Dataset excerpt
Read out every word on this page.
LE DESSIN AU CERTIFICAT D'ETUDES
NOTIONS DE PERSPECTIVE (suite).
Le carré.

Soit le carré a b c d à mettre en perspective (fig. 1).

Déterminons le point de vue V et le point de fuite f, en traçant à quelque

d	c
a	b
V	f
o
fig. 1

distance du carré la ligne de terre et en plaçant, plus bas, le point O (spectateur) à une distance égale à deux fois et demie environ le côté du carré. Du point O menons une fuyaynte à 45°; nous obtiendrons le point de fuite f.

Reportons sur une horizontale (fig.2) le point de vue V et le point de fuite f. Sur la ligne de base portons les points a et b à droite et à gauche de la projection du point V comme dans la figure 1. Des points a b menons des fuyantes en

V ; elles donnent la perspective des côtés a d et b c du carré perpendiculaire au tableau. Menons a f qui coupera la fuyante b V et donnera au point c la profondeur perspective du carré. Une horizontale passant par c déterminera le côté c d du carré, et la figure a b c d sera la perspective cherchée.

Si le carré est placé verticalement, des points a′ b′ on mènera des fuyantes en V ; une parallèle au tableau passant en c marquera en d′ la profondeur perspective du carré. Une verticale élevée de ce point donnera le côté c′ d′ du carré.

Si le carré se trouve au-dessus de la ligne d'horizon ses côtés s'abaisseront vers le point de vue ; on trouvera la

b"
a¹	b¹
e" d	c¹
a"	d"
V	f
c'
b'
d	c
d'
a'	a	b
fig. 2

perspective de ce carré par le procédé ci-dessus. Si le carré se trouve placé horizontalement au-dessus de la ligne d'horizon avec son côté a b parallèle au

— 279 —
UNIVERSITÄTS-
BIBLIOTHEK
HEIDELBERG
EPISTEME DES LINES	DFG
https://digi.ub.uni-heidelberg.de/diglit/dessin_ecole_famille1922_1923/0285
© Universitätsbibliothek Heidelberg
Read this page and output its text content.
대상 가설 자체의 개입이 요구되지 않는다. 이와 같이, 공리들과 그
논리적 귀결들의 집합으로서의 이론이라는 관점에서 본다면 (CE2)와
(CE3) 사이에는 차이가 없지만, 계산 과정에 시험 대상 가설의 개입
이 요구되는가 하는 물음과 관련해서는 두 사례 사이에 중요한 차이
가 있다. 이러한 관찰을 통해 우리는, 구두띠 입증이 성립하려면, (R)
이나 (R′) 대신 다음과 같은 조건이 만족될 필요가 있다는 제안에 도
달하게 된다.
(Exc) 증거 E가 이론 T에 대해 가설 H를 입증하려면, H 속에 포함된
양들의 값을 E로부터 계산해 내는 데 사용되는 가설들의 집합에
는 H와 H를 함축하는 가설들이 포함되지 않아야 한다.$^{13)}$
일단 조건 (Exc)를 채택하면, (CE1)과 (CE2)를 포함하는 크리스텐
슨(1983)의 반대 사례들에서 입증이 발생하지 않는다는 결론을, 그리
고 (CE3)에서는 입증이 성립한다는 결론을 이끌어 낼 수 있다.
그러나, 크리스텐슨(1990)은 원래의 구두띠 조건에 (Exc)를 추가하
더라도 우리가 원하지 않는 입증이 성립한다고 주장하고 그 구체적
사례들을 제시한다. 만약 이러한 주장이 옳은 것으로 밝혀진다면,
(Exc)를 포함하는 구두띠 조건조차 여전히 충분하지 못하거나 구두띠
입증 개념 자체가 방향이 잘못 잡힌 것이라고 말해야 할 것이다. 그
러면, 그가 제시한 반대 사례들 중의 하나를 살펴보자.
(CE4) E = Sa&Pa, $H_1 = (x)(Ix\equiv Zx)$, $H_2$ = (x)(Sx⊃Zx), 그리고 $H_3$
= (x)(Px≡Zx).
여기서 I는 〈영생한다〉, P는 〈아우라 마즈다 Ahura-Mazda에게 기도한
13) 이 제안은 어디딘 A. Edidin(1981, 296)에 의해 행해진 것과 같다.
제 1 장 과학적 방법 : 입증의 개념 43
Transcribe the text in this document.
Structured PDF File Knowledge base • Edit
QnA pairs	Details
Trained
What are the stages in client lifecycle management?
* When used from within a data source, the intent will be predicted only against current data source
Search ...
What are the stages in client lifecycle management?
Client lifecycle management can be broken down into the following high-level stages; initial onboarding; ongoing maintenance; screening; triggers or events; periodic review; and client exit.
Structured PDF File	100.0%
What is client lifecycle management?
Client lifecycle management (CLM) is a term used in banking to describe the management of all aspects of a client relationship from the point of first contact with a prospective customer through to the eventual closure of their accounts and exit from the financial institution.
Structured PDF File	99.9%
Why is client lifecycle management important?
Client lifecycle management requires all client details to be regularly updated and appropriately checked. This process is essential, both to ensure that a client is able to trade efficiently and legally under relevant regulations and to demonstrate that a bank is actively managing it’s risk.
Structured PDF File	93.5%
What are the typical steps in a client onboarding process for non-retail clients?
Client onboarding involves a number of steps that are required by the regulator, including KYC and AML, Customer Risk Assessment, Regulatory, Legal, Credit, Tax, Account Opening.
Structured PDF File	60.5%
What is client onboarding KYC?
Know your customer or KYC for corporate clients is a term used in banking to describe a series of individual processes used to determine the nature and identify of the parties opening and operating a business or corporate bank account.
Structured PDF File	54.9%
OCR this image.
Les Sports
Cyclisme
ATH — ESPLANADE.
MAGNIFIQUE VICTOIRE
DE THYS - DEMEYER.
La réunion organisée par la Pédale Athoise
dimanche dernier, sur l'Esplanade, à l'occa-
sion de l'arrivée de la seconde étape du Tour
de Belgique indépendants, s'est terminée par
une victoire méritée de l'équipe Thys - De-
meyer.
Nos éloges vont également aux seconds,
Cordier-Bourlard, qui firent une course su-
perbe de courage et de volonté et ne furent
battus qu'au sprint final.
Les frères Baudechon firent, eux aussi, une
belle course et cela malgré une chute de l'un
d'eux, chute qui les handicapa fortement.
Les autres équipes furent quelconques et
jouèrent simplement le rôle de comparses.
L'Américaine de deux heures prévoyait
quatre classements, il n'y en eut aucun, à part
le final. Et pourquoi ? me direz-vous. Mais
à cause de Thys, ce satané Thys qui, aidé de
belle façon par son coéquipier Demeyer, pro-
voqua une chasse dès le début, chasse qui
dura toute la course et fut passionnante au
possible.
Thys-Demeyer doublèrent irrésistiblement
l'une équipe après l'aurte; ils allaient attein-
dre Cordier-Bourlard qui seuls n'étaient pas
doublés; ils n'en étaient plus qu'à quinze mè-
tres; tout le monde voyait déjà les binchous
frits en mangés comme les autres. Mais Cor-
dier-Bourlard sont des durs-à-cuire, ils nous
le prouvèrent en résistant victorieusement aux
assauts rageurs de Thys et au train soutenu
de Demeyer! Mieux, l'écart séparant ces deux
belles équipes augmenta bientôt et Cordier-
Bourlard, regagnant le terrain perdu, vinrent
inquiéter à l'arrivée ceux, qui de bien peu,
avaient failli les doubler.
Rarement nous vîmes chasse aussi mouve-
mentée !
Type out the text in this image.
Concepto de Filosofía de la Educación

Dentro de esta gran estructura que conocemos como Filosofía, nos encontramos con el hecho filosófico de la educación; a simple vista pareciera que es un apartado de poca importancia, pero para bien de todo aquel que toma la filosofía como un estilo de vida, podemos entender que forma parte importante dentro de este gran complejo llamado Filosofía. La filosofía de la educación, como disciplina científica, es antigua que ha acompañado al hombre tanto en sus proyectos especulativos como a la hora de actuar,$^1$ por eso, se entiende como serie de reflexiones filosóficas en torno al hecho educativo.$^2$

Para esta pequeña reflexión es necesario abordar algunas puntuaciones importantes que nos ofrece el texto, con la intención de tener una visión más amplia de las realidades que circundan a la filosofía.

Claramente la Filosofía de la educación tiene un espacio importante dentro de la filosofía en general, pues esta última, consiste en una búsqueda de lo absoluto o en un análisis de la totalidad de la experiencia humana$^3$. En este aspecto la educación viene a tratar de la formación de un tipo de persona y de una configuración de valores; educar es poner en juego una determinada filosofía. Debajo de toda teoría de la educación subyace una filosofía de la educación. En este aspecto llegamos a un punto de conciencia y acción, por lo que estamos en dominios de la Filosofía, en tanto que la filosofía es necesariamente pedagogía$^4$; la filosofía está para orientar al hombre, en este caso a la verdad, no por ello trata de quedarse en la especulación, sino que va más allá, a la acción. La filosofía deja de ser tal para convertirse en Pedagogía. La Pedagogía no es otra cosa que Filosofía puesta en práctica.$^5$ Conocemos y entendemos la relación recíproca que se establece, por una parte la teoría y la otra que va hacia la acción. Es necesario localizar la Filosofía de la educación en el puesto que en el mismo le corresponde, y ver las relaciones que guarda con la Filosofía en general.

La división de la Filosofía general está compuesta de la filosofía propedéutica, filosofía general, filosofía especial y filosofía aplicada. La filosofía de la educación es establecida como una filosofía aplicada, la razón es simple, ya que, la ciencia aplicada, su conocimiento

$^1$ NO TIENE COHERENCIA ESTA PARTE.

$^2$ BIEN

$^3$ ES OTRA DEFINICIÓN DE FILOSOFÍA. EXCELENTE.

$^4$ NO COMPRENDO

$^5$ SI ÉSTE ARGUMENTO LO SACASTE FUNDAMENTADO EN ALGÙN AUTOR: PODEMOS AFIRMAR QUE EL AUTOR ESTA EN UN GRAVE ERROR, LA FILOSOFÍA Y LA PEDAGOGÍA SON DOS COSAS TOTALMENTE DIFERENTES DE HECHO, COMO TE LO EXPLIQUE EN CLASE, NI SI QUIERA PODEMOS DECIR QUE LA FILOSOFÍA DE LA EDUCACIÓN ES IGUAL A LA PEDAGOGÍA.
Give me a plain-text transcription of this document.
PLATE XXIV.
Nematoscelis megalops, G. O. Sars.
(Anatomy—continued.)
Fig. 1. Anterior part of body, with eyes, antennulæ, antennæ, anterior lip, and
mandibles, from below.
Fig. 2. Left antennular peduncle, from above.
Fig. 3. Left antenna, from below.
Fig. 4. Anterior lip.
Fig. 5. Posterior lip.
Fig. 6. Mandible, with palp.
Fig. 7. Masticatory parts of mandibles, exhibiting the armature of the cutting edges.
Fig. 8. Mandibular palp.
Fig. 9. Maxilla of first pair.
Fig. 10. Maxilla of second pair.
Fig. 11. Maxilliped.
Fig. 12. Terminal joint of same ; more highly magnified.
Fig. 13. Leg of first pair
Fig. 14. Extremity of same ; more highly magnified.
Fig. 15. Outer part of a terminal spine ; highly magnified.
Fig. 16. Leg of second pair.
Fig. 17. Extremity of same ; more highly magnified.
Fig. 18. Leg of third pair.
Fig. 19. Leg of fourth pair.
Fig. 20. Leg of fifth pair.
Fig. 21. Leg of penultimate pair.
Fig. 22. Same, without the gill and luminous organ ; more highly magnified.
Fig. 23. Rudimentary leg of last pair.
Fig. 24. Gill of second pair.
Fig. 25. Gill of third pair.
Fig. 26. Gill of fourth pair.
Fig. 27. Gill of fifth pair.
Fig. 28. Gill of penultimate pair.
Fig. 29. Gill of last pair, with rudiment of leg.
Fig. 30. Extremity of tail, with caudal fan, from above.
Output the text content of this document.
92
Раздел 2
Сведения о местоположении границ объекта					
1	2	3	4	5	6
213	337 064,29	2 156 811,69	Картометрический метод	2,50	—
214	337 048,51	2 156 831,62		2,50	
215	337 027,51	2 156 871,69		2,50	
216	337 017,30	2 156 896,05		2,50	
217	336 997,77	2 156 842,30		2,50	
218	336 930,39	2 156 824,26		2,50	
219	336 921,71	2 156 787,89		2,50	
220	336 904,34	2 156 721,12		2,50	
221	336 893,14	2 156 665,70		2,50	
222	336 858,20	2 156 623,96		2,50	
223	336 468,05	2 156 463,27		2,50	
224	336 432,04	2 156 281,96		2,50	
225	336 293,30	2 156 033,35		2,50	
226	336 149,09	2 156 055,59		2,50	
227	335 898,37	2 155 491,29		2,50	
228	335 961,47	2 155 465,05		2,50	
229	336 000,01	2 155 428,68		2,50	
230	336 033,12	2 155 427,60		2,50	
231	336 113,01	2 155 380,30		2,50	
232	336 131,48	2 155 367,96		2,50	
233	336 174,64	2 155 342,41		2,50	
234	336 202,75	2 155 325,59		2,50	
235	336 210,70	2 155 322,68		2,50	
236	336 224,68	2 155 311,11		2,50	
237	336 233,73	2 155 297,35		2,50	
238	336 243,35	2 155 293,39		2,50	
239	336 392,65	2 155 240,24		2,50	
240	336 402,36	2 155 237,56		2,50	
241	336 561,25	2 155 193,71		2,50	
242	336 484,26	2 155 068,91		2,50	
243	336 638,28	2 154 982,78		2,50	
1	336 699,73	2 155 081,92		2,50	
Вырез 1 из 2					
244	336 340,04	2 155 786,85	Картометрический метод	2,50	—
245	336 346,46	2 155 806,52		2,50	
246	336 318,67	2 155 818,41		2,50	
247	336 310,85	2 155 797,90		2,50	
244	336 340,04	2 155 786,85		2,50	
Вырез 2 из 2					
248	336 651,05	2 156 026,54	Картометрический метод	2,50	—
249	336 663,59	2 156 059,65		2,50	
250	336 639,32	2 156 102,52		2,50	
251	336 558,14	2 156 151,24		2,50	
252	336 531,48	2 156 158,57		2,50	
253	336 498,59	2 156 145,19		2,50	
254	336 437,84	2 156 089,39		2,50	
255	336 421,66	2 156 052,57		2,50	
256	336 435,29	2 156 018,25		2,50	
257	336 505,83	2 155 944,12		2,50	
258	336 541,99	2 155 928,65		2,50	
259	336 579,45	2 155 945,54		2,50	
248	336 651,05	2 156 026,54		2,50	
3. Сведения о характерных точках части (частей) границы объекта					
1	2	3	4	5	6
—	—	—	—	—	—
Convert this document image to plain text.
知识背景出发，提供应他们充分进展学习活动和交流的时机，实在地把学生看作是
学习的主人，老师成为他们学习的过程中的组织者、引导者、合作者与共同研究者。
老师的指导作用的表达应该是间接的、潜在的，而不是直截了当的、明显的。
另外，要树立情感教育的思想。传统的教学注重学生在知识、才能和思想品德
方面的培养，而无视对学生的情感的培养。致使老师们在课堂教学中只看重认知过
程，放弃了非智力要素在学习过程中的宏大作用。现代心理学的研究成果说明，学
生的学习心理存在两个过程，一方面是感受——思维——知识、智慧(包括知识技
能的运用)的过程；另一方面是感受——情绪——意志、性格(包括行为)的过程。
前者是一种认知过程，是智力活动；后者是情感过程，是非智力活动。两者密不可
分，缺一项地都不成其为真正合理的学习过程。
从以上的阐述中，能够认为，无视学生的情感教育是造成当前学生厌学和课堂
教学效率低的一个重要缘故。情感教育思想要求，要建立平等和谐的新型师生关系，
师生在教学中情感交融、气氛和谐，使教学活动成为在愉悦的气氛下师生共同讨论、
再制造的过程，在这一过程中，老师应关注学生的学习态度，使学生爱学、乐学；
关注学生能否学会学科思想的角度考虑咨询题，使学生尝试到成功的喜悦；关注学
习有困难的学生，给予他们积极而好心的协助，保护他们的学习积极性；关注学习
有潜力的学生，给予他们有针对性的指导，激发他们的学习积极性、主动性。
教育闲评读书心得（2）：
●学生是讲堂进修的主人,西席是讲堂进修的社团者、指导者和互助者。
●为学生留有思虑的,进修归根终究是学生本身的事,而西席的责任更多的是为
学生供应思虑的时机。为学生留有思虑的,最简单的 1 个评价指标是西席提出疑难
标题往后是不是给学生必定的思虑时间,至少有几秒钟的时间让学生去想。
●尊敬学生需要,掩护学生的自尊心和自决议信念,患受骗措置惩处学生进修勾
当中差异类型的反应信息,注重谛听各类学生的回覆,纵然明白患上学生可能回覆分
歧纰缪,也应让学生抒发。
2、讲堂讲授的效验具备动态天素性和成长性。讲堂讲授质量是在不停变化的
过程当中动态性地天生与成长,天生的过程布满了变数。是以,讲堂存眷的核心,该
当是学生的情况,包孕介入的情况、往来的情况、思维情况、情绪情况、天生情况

§ Exercise description:
Gather every line from the listing above in which "last" appears, and copy those lines.

§ Written response:
Fig. 23. Rudimentary leg of last pair.
Fig. 29. Gill of last pair, with rudiment of leg.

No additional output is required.